>> START Task input

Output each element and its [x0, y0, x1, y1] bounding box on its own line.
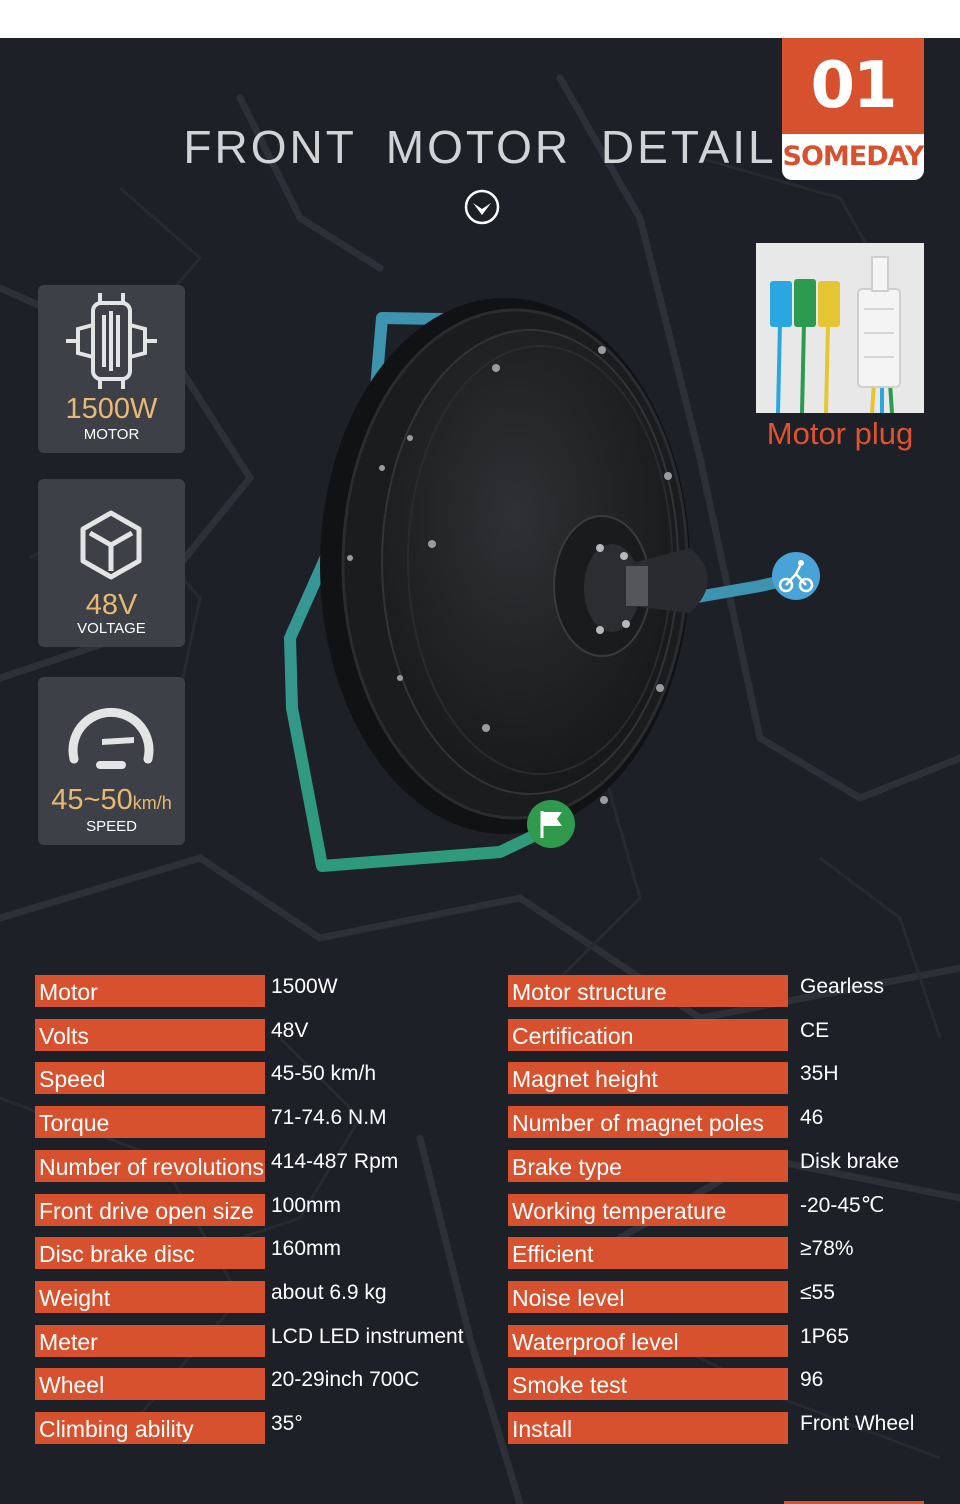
spec-label: Weight [35, 1280, 265, 1313]
spec-value: 160mm [271, 1237, 342, 1261]
spec-value: CE [800, 1018, 830, 1042]
spec-label: Number of revolutions [35, 1149, 265, 1182]
spec-label: Certification [508, 1018, 788, 1051]
spec-label: Volts [35, 1018, 265, 1051]
top-white-strip [0, 0, 960, 38]
spec-value: LCD LED instrument [271, 1324, 464, 1348]
chevron-down-icon [464, 189, 500, 225]
feature-card-motor: 1500W MOTOR [38, 285, 185, 453]
spec-value: 71-74.6 N.M [271, 1106, 387, 1130]
spec-value: 46 [800, 1106, 824, 1130]
voltage-value: 48V [85, 589, 138, 621]
motor-power-value: 1500W [65, 393, 158, 425]
spec-label: Working temperature [508, 1193, 788, 1226]
spec-label: Meter [35, 1324, 265, 1357]
spec-label: Smoke test [508, 1368, 788, 1401]
motor-detail-panel: FRONT MOTOR DETAIL 01 SOMEDAY 1500W [0, 38, 960, 1504]
spec-value: Disk brake [800, 1149, 900, 1173]
spec-label: Number of magnet poles [508, 1106, 788, 1139]
spec-label: Efficient [508, 1237, 788, 1270]
spec-label: Brake type [508, 1149, 788, 1182]
spec-value: 35H [800, 1062, 839, 1086]
speedometer-icon [68, 707, 154, 769]
hub-motor-illustration [284, 298, 820, 872]
spec-value: 20-29inch 700C [271, 1368, 420, 1392]
spec-value: ≥78% [800, 1237, 854, 1261]
spec-value: 1500W [271, 975, 338, 998]
spec-label: Wheel [35, 1368, 265, 1401]
spec-label: Noise level [508, 1280, 788, 1313]
spec-value: about 6.9 kg [271, 1280, 387, 1304]
spec-label: Magnet height [508, 1062, 788, 1095]
spec-label: Motor structure [508, 975, 788, 1007]
feature-card-speed: 45~50km/h SPEED [38, 677, 185, 845]
spec-label: Waterproof level [508, 1324, 788, 1357]
motor-plug-caption: Motor plug [766, 416, 914, 451]
spec-label: Motor [35, 975, 265, 1007]
brand-badge: 01 SOMEDAY [782, 38, 925, 180]
spec-label: Speed [35, 1062, 265, 1095]
motor-label: MOTOR [83, 426, 140, 443]
spec-value: 96 [800, 1368, 824, 1392]
bike-pin-icon [772, 552, 820, 600]
spec-label: Climbing ability [35, 1412, 265, 1444]
spec-value: ≤55 [800, 1280, 835, 1304]
hub-motor-icon [66, 293, 157, 389]
speed-label: SPEED [86, 818, 137, 835]
spec-value: Front Wheel [800, 1412, 915, 1435]
spec-label: Install [508, 1412, 788, 1444]
bottom-accent-bar [784, 1501, 924, 1504]
badge-number: 01 [782, 38, 924, 134]
brand-logo: SOMEDAY [782, 134, 925, 180]
spec-value: 45-50 km/h [271, 1062, 377, 1086]
spec-value: -20-45℃ [800, 1193, 885, 1217]
page-title: FRONT MOTOR DETAIL [183, 121, 777, 173]
feature-card-voltage: 48V VOLTAGE [38, 479, 185, 647]
route-line [284, 312, 553, 872]
speed-value: 45~50km/h [51, 784, 172, 816]
plug-connector-icon [770, 256, 901, 414]
spec-value: 48V [271, 1018, 309, 1042]
spec-value: 1P65 [800, 1324, 850, 1348]
spec-value: Gearless [800, 975, 885, 998]
spec-value: 414-487 Rpm [271, 1149, 399, 1173]
motor-plug-photo [756, 243, 924, 414]
spec-value: 35° [271, 1412, 303, 1435]
voltage-label: VOLTAGE [77, 620, 146, 637]
spec-label: Disc brake disc [35, 1237, 265, 1270]
spec-label: Torque [35, 1106, 265, 1139]
spec-label: Front drive open size [35, 1193, 265, 1226]
spec-value: 100mm [271, 1193, 342, 1217]
cube-icon [80, 510, 142, 580]
flag-pin-icon [527, 800, 575, 848]
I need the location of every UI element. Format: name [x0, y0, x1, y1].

>> END Task input

Instructions for the task —
Please copy out the lines of the records verbatim, from the line containing "spec-label: Weight [35, 1280, 265, 1313]" through the line containing "spec-value: 71-74.6 N.M", including both of those lines.

Exercise solution —
spec-label: Weight [35, 1280, 265, 1313]
spec-value: 160mm [271, 1237, 342, 1261]
spec-value: CE [800, 1018, 830, 1042]
spec-label: Number of revolutions [35, 1149, 265, 1182]
spec-label: Certification [508, 1018, 788, 1051]
spec-label: Volts [35, 1018, 265, 1051]
top-white-strip [0, 0, 960, 38]
spec-value: LCD LED instrument [271, 1324, 464, 1348]
chevron-down-icon [464, 189, 500, 225]
feature-card-motor: 1500W MOTOR [38, 285, 185, 453]
spec-value: 71-74.6 N.M [271, 1106, 387, 1130]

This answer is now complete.